━━━━━ RECORDS TO USE
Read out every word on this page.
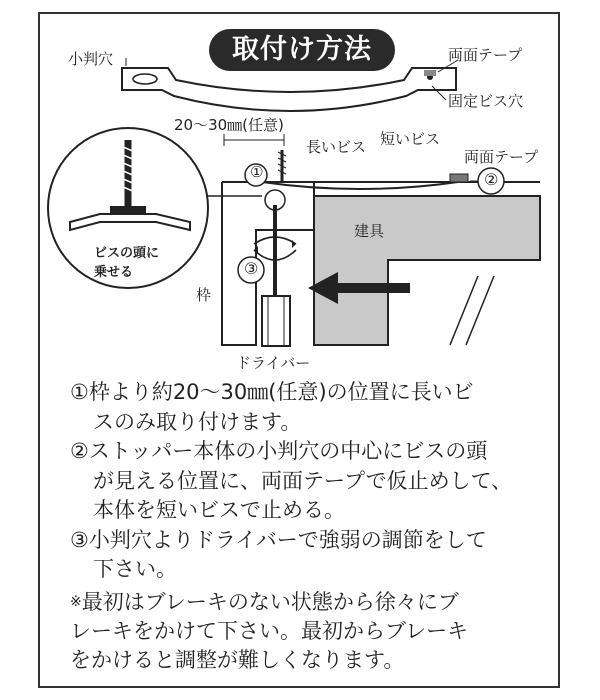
取付け方法
小判穴	両面テープ
固定ビス穴
20〜30㎜(任意)
長いビス 短いビス
両面テープ
①	②
③
建具
枠
ドライバー
ビスの頭に
乗せる

①枠より約20〜30㎜(任意)の位置に長いビ
スのみ取り付けます。

②ストッパー本体の小判穴の中心にビスの頭
が見える位置に、両面テープで仮止めして、
本体を短いビスで止める。

③小判穴よりドライバーで強弱の調節をして
下さい。

※最初はブレーキのない状態から徐々にブ
レーキをかけて下さい。最初からブレーキ
をかけると調整が難しくなります。
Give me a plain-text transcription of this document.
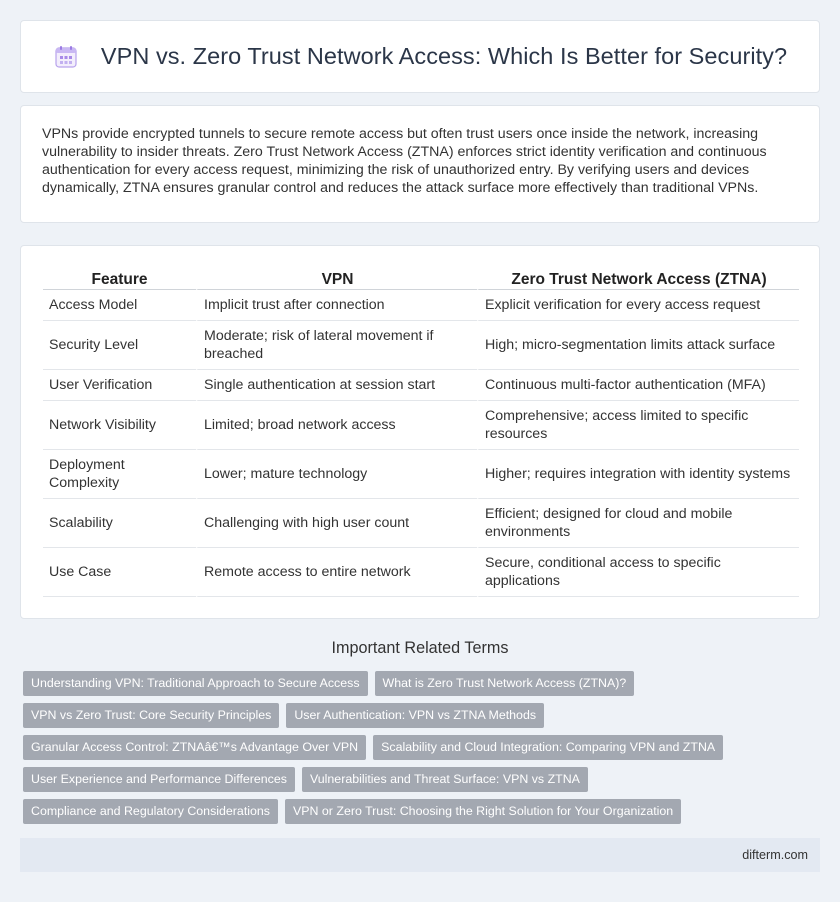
VPN vs. Zero Trust Network Access: Which Is Better for Security?

VPNs provide encrypted tunnels to secure remote access but often trust users once inside the network, increasing vulnerability to insider threats. Zero Trust Network Access (ZTNA) enforces strict identity verification and continuous authentication for every access request, minimizing the risk of unauthorized entry. By verifying users and devices dynamically, ZTNA ensures granular control and reduces the attack surface more effectively than traditional VPNs.

Feature	VPN	Zero Trust Network Access (ZTNA)
Access Model	Implicit trust after connection	Explicit verification for every access request
Security Level	Moderate; risk of lateral movement if breached	High; micro-segmentation limits attack surface
User Verification	Single authentication at session start	Continuous multi-factor authentication (MFA)
Network Visibility	Limited; broad network access	Comprehensive; access limited to specific resources
Deployment Complexity	Lower; mature technology	Higher; requires integration with identity systems
Scalability	Challenging with high user count	Efficient; designed for cloud and mobile environments
Use Case	Remote access to entire network	Secure, conditional access to specific applications
Important Related Terms
Understanding VPN: Traditional Approach to Secure Access	What is Zero Trust Network Access (ZTNA)?
VPN vs Zero Trust: Core Security Principles	User Authentication: VPN vs ZTNA Methods
Granular Access Control: ZTNAâ€™s Advantage Over VPN	Scalability and Cloud Integration: Comparing VPN and ZTNA
User Experience and Performance Differences	Vulnerabilities and Threat Surface: VPN vs ZTNA
Compliance and Regulatory Considerations	VPN or Zero Trust: Choosing the Right Solution for Your Organization
difterm.com
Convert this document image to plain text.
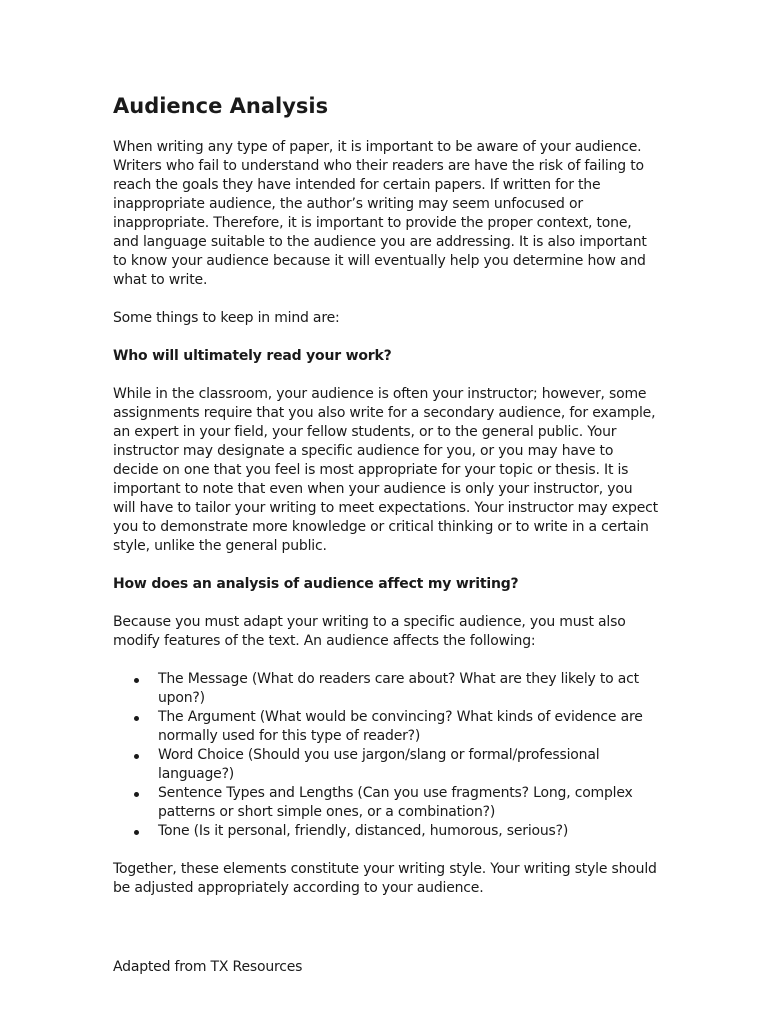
Audience Analysis

When writing any type of paper, it is important to be aware of your audience. Writers who fail to understand who their readers are have the risk of failing to reach the goals they have intended for certain papers. If written for the inappropriate audience, the author’s writing may seem unfocused or inappropriate. Therefore, it is important to provide the proper context, tone, and language suitable to the audience you are addressing. It is also important to know your audience because it will eventually help you determine how and what to write.

Some things to keep in mind are:

Who will ultimately read your work?

While in the classroom, your audience is often your instructor; however, some assignments require that you also write for a secondary audience, for example, an expert in your field, your fellow students, or to the general public. Your instructor may designate a specific audience for you, or you may have to decide on one that you feel is most appropriate for your topic or thesis. It is important to note that even when your audience is only your instructor, you will have to tailor your writing to meet expectations. Your instructor may expect you to demonstrate more knowledge or critical thinking or to write in a certain style, unlike the general public.

How does an analysis of audience affect my writing?

Because you must adapt your writing to a specific audience, you must also modify features of the text. An audience affects the following:

The Message (What do readers care about? What are they likely to act upon?)
The Argument (What would be convincing? What kinds of evidence are normally used for this type of reader?)
Word Choice (Should you use jargon/slang or formal/professional language?)
Sentence Types and Lengths (Can you use fragments? Long, complex patterns or short simple ones, or a combination?)
Tone (Is it personal, friendly, distanced, humorous, serious?)

Together, these elements constitute your writing style. Your writing style should be adjusted appropriately according to your audience.

Adapted from TX Resources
━━━━━━━━━━
→ **WHAT YOU SHOULD DO**
Show every line of the records above that contains the word "style".

→ **RESULT**
While in the classroom, your audience is often your instructor; however, some assignments require that you also write for a secondary audience, for example, an expert in your field, your fellow students, or to the general public. Your instructor may designate a specific audience for you, or you may have to decide on one that you feel is most appropriate for your topic or thesis. It is important to note that even when your audience is only your instructor, you will have to tailor your writing to meet expectations. Your instructor may expect you to demonstrate more knowledge or critical thinking or to write in a certain style, unlike the general public.
Together, these elements constitute your writing style. Your writing style should be adjusted appropriately according to your audience.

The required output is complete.